• **Exercise**: Omit the images. Copy each entry word for word.

==== Source material

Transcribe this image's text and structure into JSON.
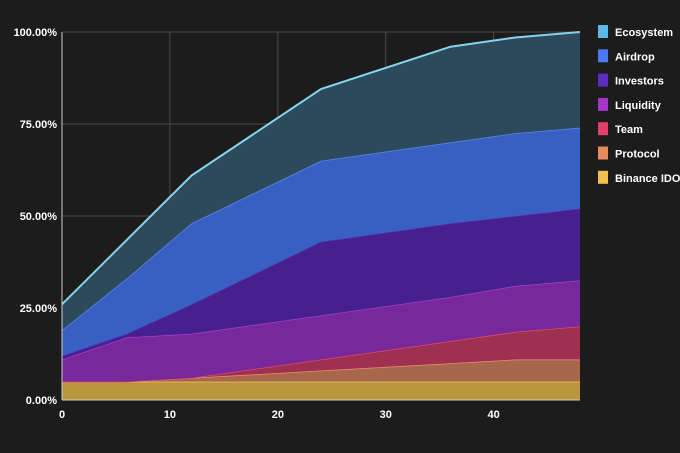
{
  "chart_data": {
    "type": "area",
    "stacked": true,
    "x": [
      0,
      6,
      12,
      24,
      36,
      42,
      48
    ],
    "xlim": [
      0,
      48
    ],
    "ylim": [
      0,
      100
    ],
    "xticks": [
      "0",
      "10",
      "20",
      "30",
      "40"
    ],
    "xtick_values": [
      0,
      10,
      20,
      30,
      40
    ],
    "yticks": [
      "0.00%",
      "25.00%",
      "50.00%",
      "75.00%",
      "100.00%"
    ],
    "ytick_values": [
      0,
      25,
      50,
      75,
      100
    ],
    "grid": true,
    "legend_position": "right",
    "series": [
      {
        "name": "Ecosystem",
        "values": [
          7,
          10.5,
          13,
          19.5,
          26,
          26,
          26
        ],
        "color": "#5bb8e8",
        "fill": "#2c4a5c",
        "line": "#86d4ec"
      },
      {
        "name": "Airdrop",
        "values": [
          7,
          15,
          22,
          22,
          22,
          22.5,
          22
        ],
        "color": "#4a7af0",
        "fill": "#3760c2",
        "line": "#5a88ee"
      },
      {
        "name": "Investors",
        "values": [
          1,
          1,
          8,
          20,
          20,
          19,
          19.5
        ],
        "color": "#5a2ec0",
        "fill": "#45208e",
        "line": "#5a30b0"
      },
      {
        "name": "Liquidity",
        "values": [
          6,
          12,
          12,
          12,
          12,
          12.5,
          12.5
        ],
        "color": "#a636c8",
        "fill": "#77289a",
        "line": "#a640cc"
      },
      {
        "name": "Team",
        "values": [
          0,
          0,
          0,
          3,
          6,
          7.5,
          9
        ],
        "color": "#e0406a",
        "fill": "#9e3052",
        "line": "#e04a6a"
      },
      {
        "name": "Protocol",
        "values": [
          0,
          0,
          1,
          3,
          5,
          6,
          6
        ],
        "color": "#e88a5a",
        "fill": "#a8674a",
        "line": "#f09070"
      },
      {
        "name": "Binance IDO",
        "values": [
          5,
          5,
          5,
          5,
          5,
          5,
          5
        ],
        "color": "#f0c050",
        "fill": "#b9963e",
        "line": "#f0c860"
      }
    ]
  }
}
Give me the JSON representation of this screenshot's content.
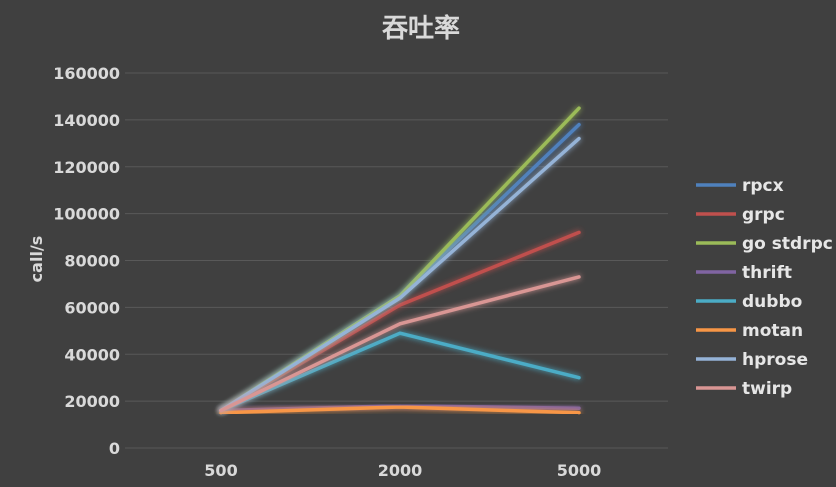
{
  "chart_data": {
    "type": "line",
    "title": "吞吐率",
    "xlabel": "",
    "ylabel": "call/s",
    "categories": [
      "500",
      "2000",
      "5000"
    ],
    "ylim": [
      0,
      160000
    ],
    "yticks": [
      "0",
      "20000",
      "40000",
      "60000",
      "80000",
      "100000",
      "120000",
      "140000",
      "160000"
    ],
    "grid": true,
    "legend_position": "right",
    "series": [
      {
        "name": "rpcx",
        "color": "#4f81bd",
        "values": [
          16000,
          65000,
          138000
        ]
      },
      {
        "name": "grpc",
        "color": "#c0504d",
        "values": [
          16000,
          61000,
          92000
        ]
      },
      {
        "name": "go stdrpc",
        "color": "#9bbb59",
        "values": [
          16000,
          65000,
          145000
        ]
      },
      {
        "name": "thrift",
        "color": "#8064a2",
        "values": [
          16000,
          18000,
          17000
        ]
      },
      {
        "name": "dubbo",
        "color": "#4bacc6",
        "values": [
          16000,
          49000,
          30000
        ]
      },
      {
        "name": "motan",
        "color": "#f79646",
        "values": [
          15000,
          17500,
          15000
        ]
      },
      {
        "name": "hprose",
        "color": "#95b3d7",
        "values": [
          16000,
          64000,
          132000
        ]
      },
      {
        "name": "twirp",
        "color": "#d99694",
        "values": [
          16000,
          53000,
          73000
        ]
      }
    ]
  }
}
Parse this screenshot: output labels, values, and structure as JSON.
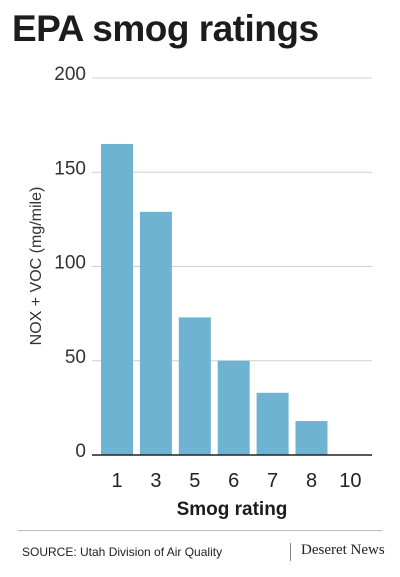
{
  "chart_data": {
    "type": "bar",
    "title": "EPA smog ratings",
    "xlabel": "Smog rating",
    "ylabel": "NOX + VOC (mg/mile)",
    "categories": [
      "1",
      "3",
      "5",
      "6",
      "7",
      "8",
      "10"
    ],
    "values": [
      165,
      129,
      73,
      50,
      33,
      18,
      0
    ],
    "ylim": [
      0,
      200
    ],
    "yticks": [
      0,
      50,
      100,
      150,
      200
    ],
    "grid": true,
    "bar_color": "#6fb3d2",
    "legend": "none"
  },
  "footer": {
    "source": "SOURCE: Utah Division of Air Quality",
    "brand": "Deseret News"
  }
}
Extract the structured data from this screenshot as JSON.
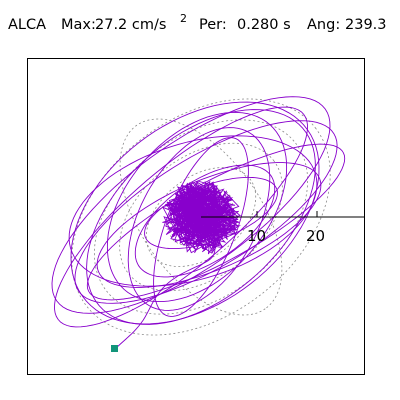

========

• **Task answer**:
Transcribe this image's text and structure into JSON.
{
  "chart_data": {
    "type": "area",
    "stacked": true,
    "x": [
      0,
      6,
      12,
      24,
      36,
      42,
      48
    ],
    "xlim": [
      0,
      48
    ],
    "ylim": [
      0,
      100
    ],
    "xticks": [
      "0",
      "10",
      "20",
      "30",
      "40"
    ],
    "xtick_values": [
      0,
      10,
      20,
      30,
      40
    ],
    "yticks": [
      "0.00%",
      "25.00%",
      "50.00%",
      "75.00%",
      "100.00%"
    ],
    "ytick_values": [
      0,
      25,
      50,
      75,
      100
    ],
    "grid": true,
    "legend_position": "right",
    "series": [
      {
        "name": "Ecosystem",
        "values": [
          7,
          10.5,
          13,
          19.5,
          26,
          26,
          26
        ],
        "color": "#5bb8e8",
        "fill": "#2c4a5c",
        "line": "#86d4ec"
      },
      {
        "name": "Airdrop",
        "values": [
          7,
          15,
          22,
          22,
          22,
          22.5,
          22
        ],
        "color": "#4a7af0",
        "fill": "#3760c2",
        "line": "#5a88ee"
      },
      {
        "name": "Investors",
        "values": [
          1,
          1,
          8,
          20,
          20,
          19,
          19.5
        ],
        "color": "#5a2ec0",
        "fill": "#45208e",
        "line": "#5a30b0"
      },
      {
        "name": "Liquidity",
        "values": [
          6,
          12,
          12,
          12,
          12,
          12.5,
          12.5
        ],
        "color": "#a636c8",
        "fill": "#77289a",
        "line": "#a640cc"
      },
      {
        "name": "Team",
        "values": [
          0,
          0,
          0,
          3,
          6,
          7.5,
          9
        ],
        "color": "#e0406a",
        "fill": "#9e3052",
        "line": "#e04a6a"
      },
      {
        "name": "Protocol",
        "values": [
          0,
          0,
          1,
          3,
          5,
          6,
          6
        ],
        "color": "#e88a5a",
        "fill": "#a8674a",
        "line": "#f09070"
      },
      {
        "name": "Binance IDO",
        "values": [
          5,
          5,
          5,
          5,
          5,
          5,
          5
        ],
        "color": "#f0c050",
        "fill": "#b9963e",
        "line": "#f0c860"
      }
    ]
  }
}
Give me the JSON representation of this screenshot's content.
{
  "chart_data": {
    "type": "line",
    "title": "吞吐率",
    "xlabel": "",
    "ylabel": "call/s",
    "categories": [
      "500",
      "2000",
      "5000"
    ],
    "ylim": [
      0,
      160000
    ],
    "yticks": [
      "0",
      "20000",
      "40000",
      "60000",
      "80000",
      "100000",
      "120000",
      "140000",
      "160000"
    ],
    "grid": true,
    "legend_position": "right",
    "series": [
      {
        "name": "rpcx",
        "color": "#4f81bd",
        "values": [
          16000,
          65000,
          138000
        ]
      },
      {
        "name": "grpc",
        "color": "#c0504d",
        "values": [
          16000,
          61000,
          92000
        ]
      },
      {
        "name": "go stdrpc",
        "color": "#9bbb59",
        "values": [
          16000,
          65000,
          145000
        ]
      },
      {
        "name": "thrift",
        "color": "#8064a2",
        "values": [
          16000,
          18000,
          17000
        ]
      },
      {
        "name": "dubbo",
        "color": "#4bacc6",
        "values": [
          16000,
          49000,
          30000
        ]
      },
      {
        "name": "motan",
        "color": "#f79646",
        "values": [
          15000,
          17500,
          15000
        ]
      },
      {
        "name": "hprose",
        "color": "#95b3d7",
        "values": [
          16000,
          64000,
          132000
        ]
      },
      {
        "name": "twirp",
        "color": "#d99694",
        "values": [
          16000,
          53000,
          73000
        ]
      }
    ]
  }
}
Parse this screenshot: output labels, values, and structure as JSON.
{
  "chart_data": {
    "type": "bar",
    "title": "EPA smog ratings",
    "xlabel": "Smog rating",
    "ylabel": "NOX + VOC (mg/mile)",
    "categories": [
      "1",
      "3",
      "5",
      "6",
      "7",
      "8",
      "10"
    ],
    "values": [
      165,
      129,
      73,
      50,
      33,
      18,
      0
    ],
    "ylim": [
      0,
      200
    ],
    "yticks": [
      0,
      50,
      100,
      150,
      200
    ],
    "grid": true,
    "bar_color": "#6fb3d2",
    "legend": "none"
  },
  "footer": {
    "source": "SOURCE: Utah Division of Air Quality",
    "brand": "Deseret News"
  }
}
Extract the structured data from this screenshot as JSON.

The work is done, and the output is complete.